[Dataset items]
· · · ·

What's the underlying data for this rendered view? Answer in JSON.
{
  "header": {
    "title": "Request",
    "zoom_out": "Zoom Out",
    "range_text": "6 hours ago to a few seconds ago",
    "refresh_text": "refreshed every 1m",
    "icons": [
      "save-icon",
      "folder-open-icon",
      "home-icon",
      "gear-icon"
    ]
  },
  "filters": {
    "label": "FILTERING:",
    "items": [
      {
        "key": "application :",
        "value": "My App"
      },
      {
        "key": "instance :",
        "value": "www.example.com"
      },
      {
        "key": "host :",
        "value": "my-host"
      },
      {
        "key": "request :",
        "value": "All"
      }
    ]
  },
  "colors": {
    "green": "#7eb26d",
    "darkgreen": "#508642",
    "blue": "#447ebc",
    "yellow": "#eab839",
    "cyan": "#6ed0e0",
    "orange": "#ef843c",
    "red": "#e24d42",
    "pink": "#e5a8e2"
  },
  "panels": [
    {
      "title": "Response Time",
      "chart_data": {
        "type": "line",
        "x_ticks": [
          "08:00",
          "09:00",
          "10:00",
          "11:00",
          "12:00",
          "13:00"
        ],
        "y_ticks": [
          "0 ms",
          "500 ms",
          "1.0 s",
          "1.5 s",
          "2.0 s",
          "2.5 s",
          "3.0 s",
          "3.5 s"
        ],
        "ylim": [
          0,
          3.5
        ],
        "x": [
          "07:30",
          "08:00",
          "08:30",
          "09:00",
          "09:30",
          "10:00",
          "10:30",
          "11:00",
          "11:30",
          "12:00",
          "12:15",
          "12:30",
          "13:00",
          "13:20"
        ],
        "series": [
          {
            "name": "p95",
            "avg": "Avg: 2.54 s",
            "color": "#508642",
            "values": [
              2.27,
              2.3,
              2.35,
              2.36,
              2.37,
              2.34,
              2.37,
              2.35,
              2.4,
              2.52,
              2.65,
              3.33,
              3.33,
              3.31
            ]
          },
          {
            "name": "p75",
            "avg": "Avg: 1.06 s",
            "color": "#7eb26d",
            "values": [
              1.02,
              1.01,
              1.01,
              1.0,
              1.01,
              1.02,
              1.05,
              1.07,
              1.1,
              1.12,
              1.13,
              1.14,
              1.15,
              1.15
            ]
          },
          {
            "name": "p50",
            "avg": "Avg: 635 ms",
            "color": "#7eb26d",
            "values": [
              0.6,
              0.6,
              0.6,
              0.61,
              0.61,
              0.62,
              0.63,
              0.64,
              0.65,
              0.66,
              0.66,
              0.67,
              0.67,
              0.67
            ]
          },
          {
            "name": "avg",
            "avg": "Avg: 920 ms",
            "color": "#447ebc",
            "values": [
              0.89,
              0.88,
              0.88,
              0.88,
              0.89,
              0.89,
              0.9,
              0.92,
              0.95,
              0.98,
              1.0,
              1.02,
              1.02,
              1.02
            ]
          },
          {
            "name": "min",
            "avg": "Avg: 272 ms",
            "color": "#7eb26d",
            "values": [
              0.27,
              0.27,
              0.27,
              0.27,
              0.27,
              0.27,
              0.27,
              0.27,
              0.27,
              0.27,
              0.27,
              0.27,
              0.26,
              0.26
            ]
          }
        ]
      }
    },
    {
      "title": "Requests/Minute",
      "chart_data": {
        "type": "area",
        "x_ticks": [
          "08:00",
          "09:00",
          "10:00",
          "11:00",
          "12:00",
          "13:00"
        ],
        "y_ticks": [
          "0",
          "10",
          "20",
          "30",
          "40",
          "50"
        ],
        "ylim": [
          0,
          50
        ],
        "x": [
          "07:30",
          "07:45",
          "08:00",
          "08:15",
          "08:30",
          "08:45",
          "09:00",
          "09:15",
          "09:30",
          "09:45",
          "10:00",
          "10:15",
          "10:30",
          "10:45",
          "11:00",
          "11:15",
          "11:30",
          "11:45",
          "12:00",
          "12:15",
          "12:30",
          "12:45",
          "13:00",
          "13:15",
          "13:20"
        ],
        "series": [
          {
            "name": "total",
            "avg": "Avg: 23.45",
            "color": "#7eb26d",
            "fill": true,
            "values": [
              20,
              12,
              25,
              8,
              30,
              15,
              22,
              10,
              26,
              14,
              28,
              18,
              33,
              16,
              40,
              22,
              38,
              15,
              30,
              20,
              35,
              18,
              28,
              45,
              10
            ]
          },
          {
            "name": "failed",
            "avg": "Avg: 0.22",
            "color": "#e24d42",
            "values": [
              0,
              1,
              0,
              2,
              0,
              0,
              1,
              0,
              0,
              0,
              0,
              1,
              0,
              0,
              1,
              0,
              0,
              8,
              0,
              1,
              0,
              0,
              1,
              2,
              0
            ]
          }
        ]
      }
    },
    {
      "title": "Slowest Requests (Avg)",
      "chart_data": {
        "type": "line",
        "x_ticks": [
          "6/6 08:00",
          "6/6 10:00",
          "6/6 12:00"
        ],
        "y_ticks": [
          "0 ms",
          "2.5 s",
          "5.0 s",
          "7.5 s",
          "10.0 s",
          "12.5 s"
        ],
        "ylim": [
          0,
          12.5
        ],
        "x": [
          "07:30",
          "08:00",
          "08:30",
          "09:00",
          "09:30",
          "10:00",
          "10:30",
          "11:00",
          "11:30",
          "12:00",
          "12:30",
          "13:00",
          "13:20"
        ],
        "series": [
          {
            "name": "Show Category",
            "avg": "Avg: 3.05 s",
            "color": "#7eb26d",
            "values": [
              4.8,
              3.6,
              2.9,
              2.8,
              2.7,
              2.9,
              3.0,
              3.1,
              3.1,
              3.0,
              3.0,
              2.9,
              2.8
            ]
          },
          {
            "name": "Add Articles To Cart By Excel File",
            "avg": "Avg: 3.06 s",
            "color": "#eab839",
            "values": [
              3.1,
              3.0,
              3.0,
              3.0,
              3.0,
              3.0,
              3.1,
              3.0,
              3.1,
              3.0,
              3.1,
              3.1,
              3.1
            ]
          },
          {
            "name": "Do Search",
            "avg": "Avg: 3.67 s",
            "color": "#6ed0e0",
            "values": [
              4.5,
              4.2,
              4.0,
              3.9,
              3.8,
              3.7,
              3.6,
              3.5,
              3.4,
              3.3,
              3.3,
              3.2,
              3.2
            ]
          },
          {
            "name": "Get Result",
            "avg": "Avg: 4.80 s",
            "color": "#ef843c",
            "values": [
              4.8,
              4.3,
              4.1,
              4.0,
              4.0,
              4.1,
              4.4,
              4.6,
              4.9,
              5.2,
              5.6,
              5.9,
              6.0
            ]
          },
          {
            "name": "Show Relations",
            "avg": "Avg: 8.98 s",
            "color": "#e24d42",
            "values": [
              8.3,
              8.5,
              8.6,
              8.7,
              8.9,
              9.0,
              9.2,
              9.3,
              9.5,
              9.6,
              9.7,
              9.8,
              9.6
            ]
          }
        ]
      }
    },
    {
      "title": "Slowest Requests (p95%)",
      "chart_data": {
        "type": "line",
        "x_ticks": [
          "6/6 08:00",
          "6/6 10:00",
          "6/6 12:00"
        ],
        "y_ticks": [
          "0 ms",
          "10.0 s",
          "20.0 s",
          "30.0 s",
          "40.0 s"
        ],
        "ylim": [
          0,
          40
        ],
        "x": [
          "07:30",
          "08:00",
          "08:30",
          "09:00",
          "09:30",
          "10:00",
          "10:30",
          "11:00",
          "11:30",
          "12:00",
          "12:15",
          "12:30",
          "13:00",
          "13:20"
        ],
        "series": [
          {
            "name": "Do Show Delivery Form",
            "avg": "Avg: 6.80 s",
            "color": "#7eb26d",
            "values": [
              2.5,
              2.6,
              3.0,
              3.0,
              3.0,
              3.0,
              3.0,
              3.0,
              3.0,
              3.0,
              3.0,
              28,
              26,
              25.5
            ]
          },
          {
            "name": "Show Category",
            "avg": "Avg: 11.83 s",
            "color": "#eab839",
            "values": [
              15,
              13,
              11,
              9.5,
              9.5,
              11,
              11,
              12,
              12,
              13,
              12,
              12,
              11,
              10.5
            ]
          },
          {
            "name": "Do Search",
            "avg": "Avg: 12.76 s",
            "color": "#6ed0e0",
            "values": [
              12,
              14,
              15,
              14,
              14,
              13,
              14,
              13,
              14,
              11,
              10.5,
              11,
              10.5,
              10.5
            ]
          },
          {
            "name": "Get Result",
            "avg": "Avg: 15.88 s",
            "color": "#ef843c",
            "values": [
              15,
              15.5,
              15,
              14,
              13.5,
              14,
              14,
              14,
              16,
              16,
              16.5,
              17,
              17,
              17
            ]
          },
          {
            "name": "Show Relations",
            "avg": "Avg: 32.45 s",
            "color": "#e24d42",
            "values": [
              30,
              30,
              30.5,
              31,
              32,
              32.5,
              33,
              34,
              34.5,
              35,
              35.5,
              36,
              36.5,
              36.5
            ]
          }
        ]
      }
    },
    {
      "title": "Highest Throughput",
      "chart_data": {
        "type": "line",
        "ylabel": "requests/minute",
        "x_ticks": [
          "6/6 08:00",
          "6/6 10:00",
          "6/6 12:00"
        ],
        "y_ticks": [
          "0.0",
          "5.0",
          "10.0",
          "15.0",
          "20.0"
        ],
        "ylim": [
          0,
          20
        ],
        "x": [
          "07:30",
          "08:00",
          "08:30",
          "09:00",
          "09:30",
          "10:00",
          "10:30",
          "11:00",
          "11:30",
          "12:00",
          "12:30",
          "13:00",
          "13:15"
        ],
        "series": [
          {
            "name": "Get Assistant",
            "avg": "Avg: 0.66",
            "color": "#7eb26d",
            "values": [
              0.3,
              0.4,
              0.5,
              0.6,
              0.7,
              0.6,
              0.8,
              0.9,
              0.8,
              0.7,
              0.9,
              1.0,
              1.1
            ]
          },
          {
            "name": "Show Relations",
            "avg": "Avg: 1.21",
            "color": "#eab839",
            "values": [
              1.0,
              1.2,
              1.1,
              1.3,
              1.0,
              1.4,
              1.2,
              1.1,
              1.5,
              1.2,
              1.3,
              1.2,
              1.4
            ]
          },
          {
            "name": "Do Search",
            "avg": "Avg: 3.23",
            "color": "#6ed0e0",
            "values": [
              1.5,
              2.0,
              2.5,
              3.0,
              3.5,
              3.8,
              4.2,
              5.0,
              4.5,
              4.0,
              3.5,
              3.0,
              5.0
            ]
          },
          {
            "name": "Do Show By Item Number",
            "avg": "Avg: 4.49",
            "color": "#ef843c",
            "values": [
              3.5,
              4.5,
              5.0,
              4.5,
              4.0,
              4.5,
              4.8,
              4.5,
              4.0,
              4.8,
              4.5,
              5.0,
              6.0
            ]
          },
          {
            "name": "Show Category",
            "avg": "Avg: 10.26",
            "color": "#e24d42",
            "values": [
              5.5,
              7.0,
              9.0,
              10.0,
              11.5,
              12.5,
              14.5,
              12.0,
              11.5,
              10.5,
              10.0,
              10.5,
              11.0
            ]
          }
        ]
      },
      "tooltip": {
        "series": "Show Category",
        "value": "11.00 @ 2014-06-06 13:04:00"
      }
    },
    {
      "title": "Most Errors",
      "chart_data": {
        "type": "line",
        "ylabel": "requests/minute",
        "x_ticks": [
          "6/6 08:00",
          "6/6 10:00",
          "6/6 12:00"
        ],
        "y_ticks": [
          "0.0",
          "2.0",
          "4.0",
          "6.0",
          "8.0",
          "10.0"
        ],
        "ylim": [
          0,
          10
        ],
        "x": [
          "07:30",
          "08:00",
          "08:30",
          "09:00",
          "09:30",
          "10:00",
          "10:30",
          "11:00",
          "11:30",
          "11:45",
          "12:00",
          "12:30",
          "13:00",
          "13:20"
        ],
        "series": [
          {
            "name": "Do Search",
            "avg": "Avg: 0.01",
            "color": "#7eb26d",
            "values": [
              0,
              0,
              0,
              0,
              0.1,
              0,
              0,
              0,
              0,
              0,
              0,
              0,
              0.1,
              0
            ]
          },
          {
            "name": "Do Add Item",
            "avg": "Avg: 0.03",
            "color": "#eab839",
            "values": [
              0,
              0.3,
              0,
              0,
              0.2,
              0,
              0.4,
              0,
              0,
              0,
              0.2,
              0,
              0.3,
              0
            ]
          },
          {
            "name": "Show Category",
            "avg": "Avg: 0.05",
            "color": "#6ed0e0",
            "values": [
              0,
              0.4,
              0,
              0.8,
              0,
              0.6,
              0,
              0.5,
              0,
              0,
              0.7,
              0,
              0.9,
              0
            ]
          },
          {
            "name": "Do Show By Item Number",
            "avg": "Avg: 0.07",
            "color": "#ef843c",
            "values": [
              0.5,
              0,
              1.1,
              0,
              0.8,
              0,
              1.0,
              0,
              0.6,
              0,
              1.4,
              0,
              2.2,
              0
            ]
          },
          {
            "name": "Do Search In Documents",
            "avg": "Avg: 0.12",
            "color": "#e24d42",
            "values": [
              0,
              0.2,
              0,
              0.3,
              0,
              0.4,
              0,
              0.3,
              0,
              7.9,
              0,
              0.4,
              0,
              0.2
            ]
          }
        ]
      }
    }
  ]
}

· · · ·

[INSTRUCTION]
Go through the material above and copy each line that has the word "Slowest".

[WRITTEN ANSWER]
      "title": "Slowest Requests (Avg)",
      "title": "Slowest Requests (p95%)",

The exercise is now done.